__What needs to be done__: Switch "unsettling" to "uneasy" and write out the passage of the exhibition text that begins at the words "Using surveillance footage" and stops after "and Israel persist.".

Two Americas Away
May 19 – August 2, 2013 / Atrium Gallery
Reception June 1, 2013, 7 – 9 pm
Through video, sound and installation, Shagha Ariannia‘s work insists that personal and political domains are inextricably linked. Her practice negotiates the physical and cultural gaps between her native Iran and her current home in the U.S., where she has lived for almost eleven years; a distance of space and timethat she measures with small, nuanced gestures. Drawing upon family experiences and the paradox of existing between political realms, Ariannia responds to questions of revolution, immigration, nationalism, and global power relationships from within the framework of the intimate, domestic sphere.
Using surveillance footage of an interior setting, Two Americas Away evokes an unsettling sense of waiting in a space absent of inhabitants and activity. By way of a security system installed in the home of the artist’s grandparents in Iran so that Ariannia’s mother may monitor and look after her own aging parents, we see an intimate, yet removed vantage point proclaiming a loving, yet ruptured means of participating in the lives and well-being of family members from afar. While intended as a means of caring for loved ones in Shahrood, Iran from Los Angeles, the piecealso comments on types of military watch systems monitoring distant subjects, such as Long Range Surveillance units, drones, and satellites, as well as invoking a sense of war-time waiting, as ongoing threats of military action against Iran from the US and Israel persist.
The sound piece Our Future is The Approaching Past employs audio from a family cassette tape recorded and re-recorded over from 1978 to 1993, which includes entries from different, real moments in time. Dubbed over a tape originally holding revolutionary songs, we hear the artist’s mother teaching her children the English language, and a young child singing a Farsi fable. The interlayering of a time capsule of political ideologies with the soft, encouraging voices of mother and child highlight the complexity of the artist’s past and her place in the present. The disjuncture of the audio echoes uprooted family narratives relative to historic events.

[Data excerpts]
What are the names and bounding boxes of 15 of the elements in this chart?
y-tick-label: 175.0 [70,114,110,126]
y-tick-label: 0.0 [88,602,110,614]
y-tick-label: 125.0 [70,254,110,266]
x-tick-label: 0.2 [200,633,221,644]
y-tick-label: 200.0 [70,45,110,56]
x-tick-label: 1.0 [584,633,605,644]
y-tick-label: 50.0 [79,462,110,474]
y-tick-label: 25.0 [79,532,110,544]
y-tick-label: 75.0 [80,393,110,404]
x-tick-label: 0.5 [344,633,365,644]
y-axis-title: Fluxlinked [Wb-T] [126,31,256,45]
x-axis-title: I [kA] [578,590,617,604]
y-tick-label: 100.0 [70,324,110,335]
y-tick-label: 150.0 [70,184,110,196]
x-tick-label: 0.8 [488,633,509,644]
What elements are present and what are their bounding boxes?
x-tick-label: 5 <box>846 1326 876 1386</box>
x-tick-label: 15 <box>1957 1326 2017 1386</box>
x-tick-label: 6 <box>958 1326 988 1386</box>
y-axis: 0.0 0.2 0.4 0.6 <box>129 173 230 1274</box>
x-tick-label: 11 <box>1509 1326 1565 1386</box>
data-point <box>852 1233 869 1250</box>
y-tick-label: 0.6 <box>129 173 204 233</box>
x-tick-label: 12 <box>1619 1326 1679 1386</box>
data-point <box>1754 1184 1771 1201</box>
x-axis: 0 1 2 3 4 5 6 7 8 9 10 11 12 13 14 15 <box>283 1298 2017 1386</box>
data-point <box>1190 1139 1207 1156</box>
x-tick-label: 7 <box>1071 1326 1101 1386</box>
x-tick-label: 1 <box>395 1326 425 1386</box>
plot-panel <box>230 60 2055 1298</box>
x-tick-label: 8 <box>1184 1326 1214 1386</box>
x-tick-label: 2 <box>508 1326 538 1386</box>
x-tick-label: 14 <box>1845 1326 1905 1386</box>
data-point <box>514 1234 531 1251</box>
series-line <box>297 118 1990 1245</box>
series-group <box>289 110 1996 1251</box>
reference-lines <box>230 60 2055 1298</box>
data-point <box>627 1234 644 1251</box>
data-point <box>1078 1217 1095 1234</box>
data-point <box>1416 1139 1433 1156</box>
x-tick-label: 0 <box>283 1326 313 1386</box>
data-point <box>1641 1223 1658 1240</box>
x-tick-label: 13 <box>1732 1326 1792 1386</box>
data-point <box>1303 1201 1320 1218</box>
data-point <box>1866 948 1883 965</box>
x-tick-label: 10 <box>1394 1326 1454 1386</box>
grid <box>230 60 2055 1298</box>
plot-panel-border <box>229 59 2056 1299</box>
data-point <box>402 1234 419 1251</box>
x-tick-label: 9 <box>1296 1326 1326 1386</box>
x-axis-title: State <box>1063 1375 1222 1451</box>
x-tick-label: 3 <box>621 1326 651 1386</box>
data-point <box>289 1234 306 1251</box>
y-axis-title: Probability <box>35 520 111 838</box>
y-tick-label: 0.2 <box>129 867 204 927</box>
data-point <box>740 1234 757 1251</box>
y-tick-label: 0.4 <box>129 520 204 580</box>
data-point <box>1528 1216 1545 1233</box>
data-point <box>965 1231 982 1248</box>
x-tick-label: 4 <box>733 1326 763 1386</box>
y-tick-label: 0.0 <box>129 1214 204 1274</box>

__Task output__:
Using surveillance footage of an interior setting, Two Americas Away evokes an uneasy sense of waiting in a space absent of inhabitants and activity. By way of a security system installed in the home of the artist’s grandparents in Iran so that Ariannia’s mother may monitor and look after her own aging parents, we see an intimate, yet removed vantage point proclaiming a loving, yet ruptured means of participating in the lives and well-being of family members from afar. While intended as a means of caring for loved ones in Shahrood, Iran from Los Angeles, the piecealso comments on types of military watch systems monitoring distant subjects, such as Long Range Surveillance units, drones, and satellites, as well as invoking a sense of war-time waiting, as ongoing threats of military action against Iran from the US and Israel persist.